## Begin STORED ROWS
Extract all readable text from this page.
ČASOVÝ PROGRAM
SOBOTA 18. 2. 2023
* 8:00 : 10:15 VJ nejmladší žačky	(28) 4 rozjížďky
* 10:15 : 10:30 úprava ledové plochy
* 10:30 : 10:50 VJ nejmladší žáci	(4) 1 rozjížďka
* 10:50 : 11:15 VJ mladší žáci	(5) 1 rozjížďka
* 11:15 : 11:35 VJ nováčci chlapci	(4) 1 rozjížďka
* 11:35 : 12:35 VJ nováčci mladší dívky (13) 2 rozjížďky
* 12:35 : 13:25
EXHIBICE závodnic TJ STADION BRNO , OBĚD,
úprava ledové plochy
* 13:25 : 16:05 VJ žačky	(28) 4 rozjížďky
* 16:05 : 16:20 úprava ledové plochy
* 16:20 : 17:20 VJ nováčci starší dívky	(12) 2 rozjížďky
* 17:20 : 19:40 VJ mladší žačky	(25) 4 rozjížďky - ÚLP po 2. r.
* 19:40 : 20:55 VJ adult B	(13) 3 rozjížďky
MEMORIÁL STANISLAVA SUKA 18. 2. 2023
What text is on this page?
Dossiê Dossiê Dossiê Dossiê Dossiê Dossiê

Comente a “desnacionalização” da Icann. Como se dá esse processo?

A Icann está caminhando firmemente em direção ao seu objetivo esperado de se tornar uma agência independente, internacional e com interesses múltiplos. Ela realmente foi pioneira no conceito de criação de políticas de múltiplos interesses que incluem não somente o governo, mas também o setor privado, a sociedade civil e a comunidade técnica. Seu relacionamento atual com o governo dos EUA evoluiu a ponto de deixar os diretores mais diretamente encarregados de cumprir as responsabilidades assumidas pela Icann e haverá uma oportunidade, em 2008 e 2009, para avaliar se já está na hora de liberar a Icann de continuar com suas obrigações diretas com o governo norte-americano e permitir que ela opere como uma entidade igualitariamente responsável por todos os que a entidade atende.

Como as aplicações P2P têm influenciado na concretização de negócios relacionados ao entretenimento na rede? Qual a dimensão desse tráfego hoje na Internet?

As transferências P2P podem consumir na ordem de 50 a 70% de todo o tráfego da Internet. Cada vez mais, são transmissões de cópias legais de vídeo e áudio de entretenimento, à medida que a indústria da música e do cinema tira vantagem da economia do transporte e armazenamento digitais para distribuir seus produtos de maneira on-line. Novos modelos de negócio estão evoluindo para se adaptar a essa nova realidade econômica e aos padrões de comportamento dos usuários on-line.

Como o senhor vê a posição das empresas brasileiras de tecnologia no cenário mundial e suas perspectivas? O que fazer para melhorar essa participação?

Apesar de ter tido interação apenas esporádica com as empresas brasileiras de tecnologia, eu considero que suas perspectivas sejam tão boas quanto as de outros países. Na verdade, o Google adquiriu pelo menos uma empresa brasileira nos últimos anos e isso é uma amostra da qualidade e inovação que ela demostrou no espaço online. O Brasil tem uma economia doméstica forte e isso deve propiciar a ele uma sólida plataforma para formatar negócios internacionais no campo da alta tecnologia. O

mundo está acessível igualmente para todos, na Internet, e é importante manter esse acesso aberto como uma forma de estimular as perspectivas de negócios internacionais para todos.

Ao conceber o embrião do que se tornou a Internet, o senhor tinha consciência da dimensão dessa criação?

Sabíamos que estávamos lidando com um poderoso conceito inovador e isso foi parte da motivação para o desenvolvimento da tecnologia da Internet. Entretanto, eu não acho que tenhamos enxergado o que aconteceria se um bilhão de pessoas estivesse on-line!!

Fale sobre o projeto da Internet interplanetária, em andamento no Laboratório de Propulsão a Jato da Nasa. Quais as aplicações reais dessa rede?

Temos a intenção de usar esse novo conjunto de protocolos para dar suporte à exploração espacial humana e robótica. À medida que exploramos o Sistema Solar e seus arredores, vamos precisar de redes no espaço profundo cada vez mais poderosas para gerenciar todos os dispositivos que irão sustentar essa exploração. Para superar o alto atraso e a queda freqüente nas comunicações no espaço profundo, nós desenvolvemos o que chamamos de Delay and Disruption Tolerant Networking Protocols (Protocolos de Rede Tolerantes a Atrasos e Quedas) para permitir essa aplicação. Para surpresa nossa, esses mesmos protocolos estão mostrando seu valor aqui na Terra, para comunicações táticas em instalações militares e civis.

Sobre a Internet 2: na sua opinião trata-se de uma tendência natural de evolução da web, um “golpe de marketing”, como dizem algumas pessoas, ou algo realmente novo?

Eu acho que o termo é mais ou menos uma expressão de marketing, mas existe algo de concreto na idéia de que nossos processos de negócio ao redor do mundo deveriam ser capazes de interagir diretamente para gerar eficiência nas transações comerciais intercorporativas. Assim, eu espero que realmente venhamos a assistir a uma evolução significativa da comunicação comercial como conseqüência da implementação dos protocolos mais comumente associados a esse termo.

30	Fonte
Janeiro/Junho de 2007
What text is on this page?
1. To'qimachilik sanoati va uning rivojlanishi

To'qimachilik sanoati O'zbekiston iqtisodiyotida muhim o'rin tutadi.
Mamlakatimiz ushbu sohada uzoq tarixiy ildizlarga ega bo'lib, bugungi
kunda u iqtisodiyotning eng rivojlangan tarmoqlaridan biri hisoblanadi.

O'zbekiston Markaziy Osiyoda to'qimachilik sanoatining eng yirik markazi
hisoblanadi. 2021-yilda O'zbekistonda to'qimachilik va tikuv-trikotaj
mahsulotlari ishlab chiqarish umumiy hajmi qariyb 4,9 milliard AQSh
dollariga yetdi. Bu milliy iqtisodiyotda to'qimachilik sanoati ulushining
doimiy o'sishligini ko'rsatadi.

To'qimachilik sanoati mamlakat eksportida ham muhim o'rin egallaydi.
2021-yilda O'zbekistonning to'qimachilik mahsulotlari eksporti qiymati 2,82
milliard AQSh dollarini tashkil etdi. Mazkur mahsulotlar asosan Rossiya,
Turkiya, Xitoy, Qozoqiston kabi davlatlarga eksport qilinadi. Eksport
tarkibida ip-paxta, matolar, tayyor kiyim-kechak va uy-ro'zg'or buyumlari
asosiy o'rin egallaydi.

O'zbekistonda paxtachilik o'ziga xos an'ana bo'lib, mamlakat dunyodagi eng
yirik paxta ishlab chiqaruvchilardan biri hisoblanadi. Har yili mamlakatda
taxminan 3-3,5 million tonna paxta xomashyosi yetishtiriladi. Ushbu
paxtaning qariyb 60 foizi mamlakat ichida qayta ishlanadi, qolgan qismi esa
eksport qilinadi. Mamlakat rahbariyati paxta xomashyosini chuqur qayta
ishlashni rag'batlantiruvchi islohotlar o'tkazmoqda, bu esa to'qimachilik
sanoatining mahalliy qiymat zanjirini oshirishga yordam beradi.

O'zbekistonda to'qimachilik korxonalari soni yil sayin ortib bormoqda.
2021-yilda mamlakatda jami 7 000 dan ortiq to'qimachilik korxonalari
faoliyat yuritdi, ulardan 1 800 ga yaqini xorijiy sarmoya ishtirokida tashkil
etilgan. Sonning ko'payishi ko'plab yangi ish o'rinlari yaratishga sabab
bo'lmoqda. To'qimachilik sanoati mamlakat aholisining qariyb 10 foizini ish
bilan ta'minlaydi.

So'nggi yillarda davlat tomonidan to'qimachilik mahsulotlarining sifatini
## End STORED ROWS
### WHAT YOU NEED TO DO:
All of the data needs to be reproduced exactly, with no line missing.

### RESPONSE TO THE TASK:
Extract all readable text from this page.
ČASOVÝ PROGRAM
SOBOTA 18. 2. 2023
* 8:00 : 10:15 VJ nejmladší žačky	(28) 4 rozjížďky
* 10:15 : 10:30 úprava ledové plochy
* 10:30 : 10:50 VJ nejmladší žáci	(4) 1 rozjížďka
* 10:50 : 11:15 VJ mladší žáci	(5) 1 rozjížďka
* 11:15 : 11:35 VJ nováčci chlapci	(4) 1 rozjížďka
* 11:35 : 12:35 VJ nováčci mladší dívky (13) 2 rozjížďky
* 12:35 : 13:25
EXHIBICE závodnic TJ STADION BRNO , OBĚD,
úprava ledové plochy
* 13:25 : 16:05 VJ žačky	(28) 4 rozjížďky
* 16:05 : 16:20 úprava ledové plochy
* 16:20 : 17:20 VJ nováčci starší dívky	(12) 2 rozjížďky
* 17:20 : 19:40 VJ mladší žačky	(25) 4 rozjížďky - ÚLP po 2. r.
* 19:40 : 20:55 VJ adult B	(13) 3 rozjížďky
MEMORIÁL STANISLAVA SUKA 18. 2. 2023
What text is on this page?
Dossiê Dossiê Dossiê Dossiê Dossiê Dossiê

Comente a “desnacionalização” da Icann. Como se dá esse processo?

A Icann está caminhando firmemente em direção ao seu objetivo esperado de se tornar uma agência independente, internacional e com interesses múltiplos. Ela realmente foi pioneira no conceito de criação de políticas de múltiplos interesses que incluem não somente o governo, mas também o setor privado, a sociedade civil e a comunidade técnica. Seu relacionamento atual com o governo dos EUA evoluiu a ponto de deixar os diretores mais diretamente encarregados de cumprir as responsabilidades assumidas pela Icann e haverá uma oportunidade, em 2008 e 2009, para avaliar se já está na hora de liberar a Icann de continuar com suas obrigações diretas com o governo norte-americano e permitir que ela opere como uma entidade igualitariamente responsável por todos os que a entidade atende.

Como as aplicações P2P têm influenciado na concretização de negócios relacionados ao entretenimento na rede? Qual a dimensão desse tráfego hoje na Internet?

As transferências P2P podem consumir na ordem de 50 a 70% de todo o tráfego da Internet. Cada vez mais, são transmissões de cópias legais de vídeo e áudio de entretenimento, à medida que a indústria da música e do cinema tira vantagem da economia do transporte e armazenamento digitais para distribuir seus produtos de maneira on-line. Novos modelos de negócio estão evoluindo para se adaptar a essa nova realidade econômica e aos padrões de comportamento dos usuários on-line.

Como o senhor vê a posição das empresas brasileiras de tecnologia no cenário mundial e suas perspectivas? O que fazer para melhorar essa participação?

Apesar de ter tido interação apenas esporádica com as empresas brasileiras de tecnologia, eu considero que suas perspectivas sejam tão boas quanto as de outros países. Na verdade, o Google adquiriu pelo menos uma empresa brasileira nos últimos anos e isso é uma amostra da qualidade e inovação que ela demostrou no espaço online. O Brasil tem uma economia doméstica forte e isso deve propiciar a ele uma sólida plataforma para formatar negócios internacionais no campo da alta tecnologia. O

mundo está acessível igualmente para todos, na Internet, e é importante manter esse acesso aberto como uma forma de estimular as perspectivas de negócios internacionais para todos.

Ao conceber o embrião do que se tornou a Internet, o senhor tinha consciência da dimensão dessa criação?

Sabíamos que estávamos lidando com um poderoso conceito inovador e isso foi parte da motivação para o desenvolvimento da tecnologia da Internet. Entretanto, eu não acho que tenhamos enxergado o que aconteceria se um bilhão de pessoas estivesse on-line!!

Fale sobre o projeto da Internet interplanetária, em andamento no Laboratório de Propulsão a Jato da Nasa. Quais as aplicações reais dessa rede?

Temos a intenção de usar esse novo conjunto de protocolos para dar suporte à exploração espacial humana e robótica. À medida que exploramos o Sistema Solar e seus arredores, vamos precisar de redes no espaço profundo cada vez mais poderosas para gerenciar todos os dispositivos que irão sustentar essa exploração. Para superar o alto atraso e a queda freqüente nas comunicações no espaço profundo, nós desenvolvemos o que chamamos de Delay and Disruption Tolerant Networking Protocols (Protocolos de Rede Tolerantes a Atrasos e Quedas) para permitir essa aplicação. Para surpresa nossa, esses mesmos protocolos estão mostrando seu valor aqui na Terra, para comunicações táticas em instalações militares e civis.

Sobre a Internet 2: na sua opinião trata-se de uma tendência natural de evolução da web, um “golpe de marketing”, como dizem algumas pessoas, ou algo realmente novo?

Eu acho que o termo é mais ou menos uma expressão de marketing, mas existe algo de concreto na idéia de que nossos processos de negócio ao redor do mundo deveriam ser capazes de interagir diretamente para gerar eficiência nas transações comerciais intercorporativas. Assim, eu espero que realmente venhamos a assistir a uma evolução significativa da comunicação comercial como conseqüência da implementação dos protocolos mais comumente associados a esse termo.

30	Fonte
Janeiro/Junho de 2007
What text is on this page?
1. To'qimachilik sanoati va uning rivojlanishi

To'qimachilik sanoati O'zbekiston iqtisodiyotida muhim o'rin tutadi.
Mamlakatimiz ushbu sohada uzoq tarixiy ildizlarga ega bo'lib, bugungi
kunda u iqtisodiyotning eng rivojlangan tarmoqlaridan biri hisoblanadi.

O'zbekiston Markaziy Osiyoda to'qimachilik sanoatining eng yirik markazi
hisoblanadi. 2021-yilda O'zbekistonda to'qimachilik va tikuv-trikotaj
mahsulotlari ishlab chiqarish umumiy hajmi qariyb 4,9 milliard AQSh
dollariga yetdi. Bu milliy iqtisodiyotda to'qimachilik sanoati ulushining
doimiy o'sishligini ko'rsatadi.

To'qimachilik sanoati mamlakat eksportida ham muhim o'rin egallaydi.
2021-yilda O'zbekistonning to'qimachilik mahsulotlari eksporti qiymati 2,82
milliard AQSh dollarini tashkil etdi. Mazkur mahsulotlar asosan Rossiya,
Turkiya, Xitoy, Qozoqiston kabi davlatlarga eksport qilinadi. Eksport
tarkibida ip-paxta, matolar, tayyor kiyim-kechak va uy-ro'zg'or buyumlari
asosiy o'rin egallaydi.

O'zbekistonda paxtachilik o'ziga xos an'ana bo'lib, mamlakat dunyodagi eng
yirik paxta ishlab chiqaruvchilardan biri hisoblanadi. Har yili mamlakatda
taxminan 3-3,5 million tonna paxta xomashyosi yetishtiriladi. Ushbu
paxtaning qariyb 60 foizi mamlakat ichida qayta ishlanadi, qolgan qismi esa
eksport qilinadi. Mamlakat rahbariyati paxta xomashyosini chuqur qayta
ishlashni rag'batlantiruvchi islohotlar o'tkazmoqda, bu esa to'qimachilik
sanoatining mahalliy qiymat zanjirini oshirishga yordam beradi.

O'zbekistonda to'qimachilik korxonalari soni yil sayin ortib bormoqda.
2021-yilda mamlakatda jami 7 000 dan ortiq to'qimachilik korxonalari
faoliyat yuritdi, ulardan 1 800 ga yaqini xorijiy sarmoya ishtirokida tashkil
etilgan. Sonning ko'payishi ko'plab yangi ish o'rinlari yaratishga sabab
bo'lmoqda. To'qimachilik sanoati mamlakat aholisining qariyb 10 foizini ish
bilan ta'minlaydi.

So'nggi yillarda davlat tomonidan to'qimachilik mahsulotlarining sifatini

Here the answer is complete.